§ The request
Where the data below has the string "površine", return the whole line.

** Begin Supplied entries **

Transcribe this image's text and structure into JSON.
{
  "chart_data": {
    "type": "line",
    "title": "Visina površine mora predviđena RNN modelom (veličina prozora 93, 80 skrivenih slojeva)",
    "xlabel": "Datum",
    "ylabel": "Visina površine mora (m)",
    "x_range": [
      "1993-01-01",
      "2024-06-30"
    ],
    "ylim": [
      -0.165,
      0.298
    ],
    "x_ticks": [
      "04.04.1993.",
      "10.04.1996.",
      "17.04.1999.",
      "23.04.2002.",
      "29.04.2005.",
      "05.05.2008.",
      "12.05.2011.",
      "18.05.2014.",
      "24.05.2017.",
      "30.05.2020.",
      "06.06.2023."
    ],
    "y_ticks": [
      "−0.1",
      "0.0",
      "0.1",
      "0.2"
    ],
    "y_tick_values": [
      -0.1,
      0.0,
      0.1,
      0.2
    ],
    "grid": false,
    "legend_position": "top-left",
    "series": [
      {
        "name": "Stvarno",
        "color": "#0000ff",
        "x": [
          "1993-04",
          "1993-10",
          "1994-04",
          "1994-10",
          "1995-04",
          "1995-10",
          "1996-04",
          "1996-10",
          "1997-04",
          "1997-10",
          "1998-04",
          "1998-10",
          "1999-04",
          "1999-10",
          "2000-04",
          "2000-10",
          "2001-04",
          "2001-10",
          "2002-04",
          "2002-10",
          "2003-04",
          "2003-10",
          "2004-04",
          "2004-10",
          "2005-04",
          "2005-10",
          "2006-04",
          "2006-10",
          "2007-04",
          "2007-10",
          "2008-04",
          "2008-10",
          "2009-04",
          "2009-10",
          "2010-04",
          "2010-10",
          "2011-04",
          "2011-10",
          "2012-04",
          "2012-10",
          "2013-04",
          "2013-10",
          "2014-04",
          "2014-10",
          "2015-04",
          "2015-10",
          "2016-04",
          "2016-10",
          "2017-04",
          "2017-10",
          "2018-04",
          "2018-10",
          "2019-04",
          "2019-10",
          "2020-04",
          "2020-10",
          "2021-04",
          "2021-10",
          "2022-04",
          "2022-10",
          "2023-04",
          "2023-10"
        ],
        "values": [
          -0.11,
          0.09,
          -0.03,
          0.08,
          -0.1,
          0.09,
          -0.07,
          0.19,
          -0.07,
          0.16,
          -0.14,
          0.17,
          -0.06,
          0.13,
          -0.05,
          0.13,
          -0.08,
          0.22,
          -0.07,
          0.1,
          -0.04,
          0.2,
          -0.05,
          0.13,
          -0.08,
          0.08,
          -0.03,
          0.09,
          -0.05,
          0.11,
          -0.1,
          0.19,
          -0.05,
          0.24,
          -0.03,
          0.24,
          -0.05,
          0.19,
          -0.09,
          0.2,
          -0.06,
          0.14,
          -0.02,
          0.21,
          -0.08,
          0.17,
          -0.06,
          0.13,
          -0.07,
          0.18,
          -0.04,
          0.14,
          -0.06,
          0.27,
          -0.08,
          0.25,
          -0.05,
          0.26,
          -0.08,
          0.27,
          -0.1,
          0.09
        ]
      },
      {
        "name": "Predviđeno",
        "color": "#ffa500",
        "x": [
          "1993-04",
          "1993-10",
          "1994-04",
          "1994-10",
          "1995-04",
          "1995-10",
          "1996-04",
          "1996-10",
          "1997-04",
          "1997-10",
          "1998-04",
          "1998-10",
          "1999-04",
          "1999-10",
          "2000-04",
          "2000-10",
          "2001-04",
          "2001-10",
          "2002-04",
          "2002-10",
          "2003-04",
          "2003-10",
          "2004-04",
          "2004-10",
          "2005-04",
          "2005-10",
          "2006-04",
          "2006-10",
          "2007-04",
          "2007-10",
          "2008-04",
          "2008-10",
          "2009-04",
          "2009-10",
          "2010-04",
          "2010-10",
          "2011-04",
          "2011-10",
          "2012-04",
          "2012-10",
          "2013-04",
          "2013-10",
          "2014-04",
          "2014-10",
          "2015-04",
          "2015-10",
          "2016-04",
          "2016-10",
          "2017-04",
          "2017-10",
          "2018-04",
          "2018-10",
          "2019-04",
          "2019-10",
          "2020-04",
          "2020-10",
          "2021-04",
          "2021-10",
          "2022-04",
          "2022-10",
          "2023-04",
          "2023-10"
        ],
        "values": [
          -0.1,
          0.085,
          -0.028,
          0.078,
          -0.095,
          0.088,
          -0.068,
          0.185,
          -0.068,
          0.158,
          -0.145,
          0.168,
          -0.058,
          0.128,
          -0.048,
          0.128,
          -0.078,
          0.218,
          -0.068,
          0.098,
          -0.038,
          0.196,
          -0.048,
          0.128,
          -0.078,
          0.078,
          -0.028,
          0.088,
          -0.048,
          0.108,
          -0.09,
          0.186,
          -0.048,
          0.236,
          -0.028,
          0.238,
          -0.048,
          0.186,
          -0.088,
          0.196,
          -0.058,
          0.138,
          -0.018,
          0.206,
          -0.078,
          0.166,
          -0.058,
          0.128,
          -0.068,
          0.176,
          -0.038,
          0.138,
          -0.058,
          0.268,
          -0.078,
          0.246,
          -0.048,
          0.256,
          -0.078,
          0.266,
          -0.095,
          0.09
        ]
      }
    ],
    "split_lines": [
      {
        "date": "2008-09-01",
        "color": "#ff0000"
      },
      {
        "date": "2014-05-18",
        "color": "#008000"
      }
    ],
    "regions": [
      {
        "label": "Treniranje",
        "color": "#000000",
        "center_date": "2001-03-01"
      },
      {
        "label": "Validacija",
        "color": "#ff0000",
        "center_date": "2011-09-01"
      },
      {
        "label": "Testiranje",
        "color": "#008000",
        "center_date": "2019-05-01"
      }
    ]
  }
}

** End Supplied entries **

§ Final result
    "title": "Visina površine mora predviđena RNN modelom (veličina prozora 93, 80 skrivenih slojeva)",
    "ylabel": "Visina površine mora (m)",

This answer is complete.